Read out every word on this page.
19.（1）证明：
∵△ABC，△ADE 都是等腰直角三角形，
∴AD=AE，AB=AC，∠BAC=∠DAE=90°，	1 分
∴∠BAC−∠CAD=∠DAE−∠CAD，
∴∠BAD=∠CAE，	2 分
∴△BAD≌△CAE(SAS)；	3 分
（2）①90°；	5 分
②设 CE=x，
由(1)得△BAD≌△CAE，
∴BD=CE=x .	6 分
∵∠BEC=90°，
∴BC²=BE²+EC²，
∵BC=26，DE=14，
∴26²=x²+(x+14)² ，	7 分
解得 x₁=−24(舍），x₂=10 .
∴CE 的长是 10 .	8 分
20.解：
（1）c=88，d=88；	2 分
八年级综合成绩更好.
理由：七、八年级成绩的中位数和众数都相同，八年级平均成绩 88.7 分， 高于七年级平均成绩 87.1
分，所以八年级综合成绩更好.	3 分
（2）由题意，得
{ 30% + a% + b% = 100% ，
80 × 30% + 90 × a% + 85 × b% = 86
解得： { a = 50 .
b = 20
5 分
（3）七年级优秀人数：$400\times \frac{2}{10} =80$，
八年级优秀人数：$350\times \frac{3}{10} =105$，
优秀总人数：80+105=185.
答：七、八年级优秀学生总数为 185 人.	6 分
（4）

□ □ □ □

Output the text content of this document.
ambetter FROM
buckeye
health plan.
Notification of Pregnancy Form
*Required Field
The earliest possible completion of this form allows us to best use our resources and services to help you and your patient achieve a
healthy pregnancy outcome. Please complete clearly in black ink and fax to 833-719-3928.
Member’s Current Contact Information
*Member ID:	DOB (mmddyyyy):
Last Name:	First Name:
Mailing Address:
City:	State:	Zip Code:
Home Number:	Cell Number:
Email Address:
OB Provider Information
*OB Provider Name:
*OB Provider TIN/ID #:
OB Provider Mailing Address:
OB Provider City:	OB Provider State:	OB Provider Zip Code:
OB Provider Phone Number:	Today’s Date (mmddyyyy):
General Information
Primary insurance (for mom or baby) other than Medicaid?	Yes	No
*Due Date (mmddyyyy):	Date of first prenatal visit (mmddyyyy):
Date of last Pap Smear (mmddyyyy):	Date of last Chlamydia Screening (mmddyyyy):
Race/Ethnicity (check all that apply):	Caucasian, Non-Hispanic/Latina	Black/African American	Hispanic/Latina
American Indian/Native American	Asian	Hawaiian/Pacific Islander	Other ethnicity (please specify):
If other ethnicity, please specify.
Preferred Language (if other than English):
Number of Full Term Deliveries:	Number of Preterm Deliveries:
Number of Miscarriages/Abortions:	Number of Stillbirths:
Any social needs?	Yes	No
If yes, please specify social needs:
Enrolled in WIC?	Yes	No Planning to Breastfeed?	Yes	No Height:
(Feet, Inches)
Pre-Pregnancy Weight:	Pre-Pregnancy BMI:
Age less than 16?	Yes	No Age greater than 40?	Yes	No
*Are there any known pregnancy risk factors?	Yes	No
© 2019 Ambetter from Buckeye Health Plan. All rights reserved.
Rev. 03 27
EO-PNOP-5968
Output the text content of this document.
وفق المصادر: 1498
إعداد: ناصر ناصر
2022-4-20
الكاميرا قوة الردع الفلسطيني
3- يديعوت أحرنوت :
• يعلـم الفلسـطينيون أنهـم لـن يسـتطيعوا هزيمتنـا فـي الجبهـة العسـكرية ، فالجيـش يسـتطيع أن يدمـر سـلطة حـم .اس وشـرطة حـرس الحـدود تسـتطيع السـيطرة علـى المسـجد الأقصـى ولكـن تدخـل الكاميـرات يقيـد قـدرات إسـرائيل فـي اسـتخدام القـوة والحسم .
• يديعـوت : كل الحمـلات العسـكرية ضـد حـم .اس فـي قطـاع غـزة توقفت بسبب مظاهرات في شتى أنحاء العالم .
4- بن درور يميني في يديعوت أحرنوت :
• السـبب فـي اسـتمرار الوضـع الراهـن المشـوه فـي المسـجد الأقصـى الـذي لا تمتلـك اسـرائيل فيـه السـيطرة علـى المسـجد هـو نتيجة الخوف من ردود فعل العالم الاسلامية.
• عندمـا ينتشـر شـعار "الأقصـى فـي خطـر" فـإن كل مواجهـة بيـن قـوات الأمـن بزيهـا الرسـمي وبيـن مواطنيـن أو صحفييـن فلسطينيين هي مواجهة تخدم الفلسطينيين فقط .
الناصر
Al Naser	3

□ □ □ □

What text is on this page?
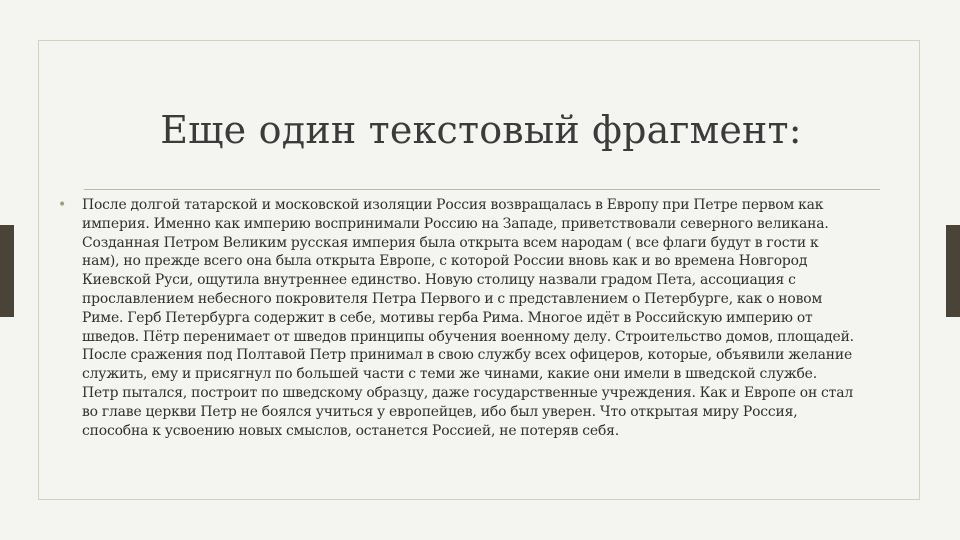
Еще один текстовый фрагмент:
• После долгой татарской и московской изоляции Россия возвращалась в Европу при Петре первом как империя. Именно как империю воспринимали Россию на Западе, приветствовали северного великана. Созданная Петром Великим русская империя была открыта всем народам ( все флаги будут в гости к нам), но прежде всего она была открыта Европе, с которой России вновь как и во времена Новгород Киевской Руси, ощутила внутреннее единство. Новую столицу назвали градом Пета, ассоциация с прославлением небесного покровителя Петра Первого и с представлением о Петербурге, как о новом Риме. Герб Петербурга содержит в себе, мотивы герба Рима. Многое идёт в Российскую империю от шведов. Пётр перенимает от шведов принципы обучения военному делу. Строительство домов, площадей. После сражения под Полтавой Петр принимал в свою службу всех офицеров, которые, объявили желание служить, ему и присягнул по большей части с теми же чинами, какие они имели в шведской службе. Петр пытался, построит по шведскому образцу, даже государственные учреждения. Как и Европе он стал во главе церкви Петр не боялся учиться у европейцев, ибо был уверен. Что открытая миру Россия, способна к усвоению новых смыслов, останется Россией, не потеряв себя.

□ □ □ □

- _Exercise details_: Search the data above for the string "Name" and copy each line that has it.

- _Full answer_:
Last Name:	First Name:
*OB Provider Name:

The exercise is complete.